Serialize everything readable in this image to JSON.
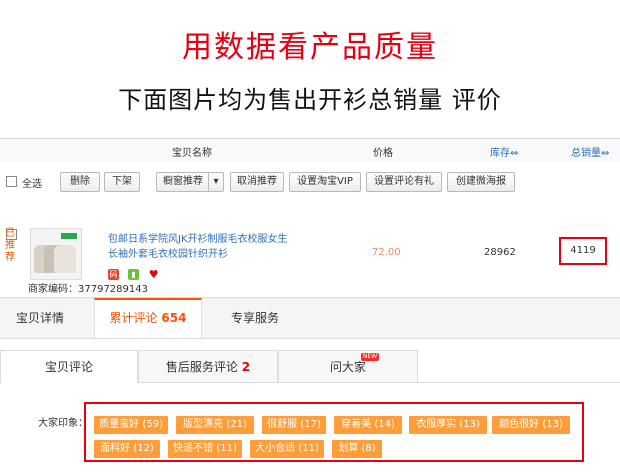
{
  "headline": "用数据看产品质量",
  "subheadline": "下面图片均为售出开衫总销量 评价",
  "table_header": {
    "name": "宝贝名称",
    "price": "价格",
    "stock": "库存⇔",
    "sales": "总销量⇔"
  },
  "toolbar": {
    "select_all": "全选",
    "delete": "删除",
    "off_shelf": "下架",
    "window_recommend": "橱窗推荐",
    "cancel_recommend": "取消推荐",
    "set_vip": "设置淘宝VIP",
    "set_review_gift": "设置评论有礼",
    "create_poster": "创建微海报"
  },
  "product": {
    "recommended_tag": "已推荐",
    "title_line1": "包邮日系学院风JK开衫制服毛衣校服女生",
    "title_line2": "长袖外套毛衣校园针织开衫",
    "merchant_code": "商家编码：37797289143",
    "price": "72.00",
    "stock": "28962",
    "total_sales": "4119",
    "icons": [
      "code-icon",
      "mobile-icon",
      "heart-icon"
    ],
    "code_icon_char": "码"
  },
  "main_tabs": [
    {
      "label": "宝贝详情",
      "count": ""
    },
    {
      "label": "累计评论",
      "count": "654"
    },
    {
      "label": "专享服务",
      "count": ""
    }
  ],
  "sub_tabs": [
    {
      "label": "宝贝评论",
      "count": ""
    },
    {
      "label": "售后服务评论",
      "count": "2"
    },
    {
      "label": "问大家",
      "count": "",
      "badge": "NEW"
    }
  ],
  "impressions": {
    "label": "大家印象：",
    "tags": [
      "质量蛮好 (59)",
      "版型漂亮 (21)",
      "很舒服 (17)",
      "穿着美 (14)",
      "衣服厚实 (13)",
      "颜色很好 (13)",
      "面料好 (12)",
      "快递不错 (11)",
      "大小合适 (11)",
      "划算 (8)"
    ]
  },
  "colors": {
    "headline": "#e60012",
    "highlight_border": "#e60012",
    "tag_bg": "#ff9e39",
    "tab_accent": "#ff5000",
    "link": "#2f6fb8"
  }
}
--------
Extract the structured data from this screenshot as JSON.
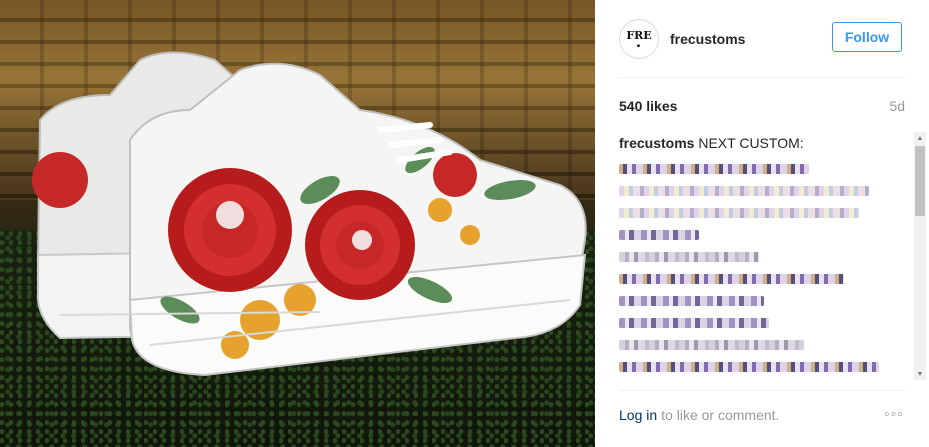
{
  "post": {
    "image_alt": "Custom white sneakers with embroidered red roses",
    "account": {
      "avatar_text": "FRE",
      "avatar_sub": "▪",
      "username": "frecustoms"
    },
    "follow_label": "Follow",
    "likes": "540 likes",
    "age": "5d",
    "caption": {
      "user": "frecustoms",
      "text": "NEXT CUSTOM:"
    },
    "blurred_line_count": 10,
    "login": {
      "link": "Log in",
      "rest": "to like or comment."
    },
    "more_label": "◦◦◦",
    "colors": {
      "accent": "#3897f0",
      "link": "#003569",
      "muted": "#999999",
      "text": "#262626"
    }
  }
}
--------
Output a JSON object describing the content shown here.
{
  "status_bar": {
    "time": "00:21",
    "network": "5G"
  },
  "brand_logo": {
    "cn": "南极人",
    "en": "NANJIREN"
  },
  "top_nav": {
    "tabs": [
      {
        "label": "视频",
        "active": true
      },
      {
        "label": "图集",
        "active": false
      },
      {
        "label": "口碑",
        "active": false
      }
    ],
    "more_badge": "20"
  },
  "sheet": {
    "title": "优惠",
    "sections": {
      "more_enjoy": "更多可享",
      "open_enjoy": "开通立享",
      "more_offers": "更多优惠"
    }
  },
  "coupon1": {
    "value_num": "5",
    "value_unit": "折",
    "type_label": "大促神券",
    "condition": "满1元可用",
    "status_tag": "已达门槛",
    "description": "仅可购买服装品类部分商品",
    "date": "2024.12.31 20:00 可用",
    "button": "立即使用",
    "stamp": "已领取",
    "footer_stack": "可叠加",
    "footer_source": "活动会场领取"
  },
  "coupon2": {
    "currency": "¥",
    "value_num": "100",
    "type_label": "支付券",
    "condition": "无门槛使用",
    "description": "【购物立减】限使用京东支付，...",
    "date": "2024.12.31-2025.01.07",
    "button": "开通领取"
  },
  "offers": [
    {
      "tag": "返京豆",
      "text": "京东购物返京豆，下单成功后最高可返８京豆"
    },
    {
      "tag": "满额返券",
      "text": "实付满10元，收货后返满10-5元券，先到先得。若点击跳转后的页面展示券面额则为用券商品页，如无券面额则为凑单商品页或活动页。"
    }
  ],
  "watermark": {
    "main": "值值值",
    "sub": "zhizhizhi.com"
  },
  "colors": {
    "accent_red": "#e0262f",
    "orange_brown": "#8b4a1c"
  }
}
--------
Short problem: Give every line of the material that includes the string "description".

Expected output:
    "description": "仅可购买服装品类部分商品",
    "description": "【购物立减】限使用京东支付，...",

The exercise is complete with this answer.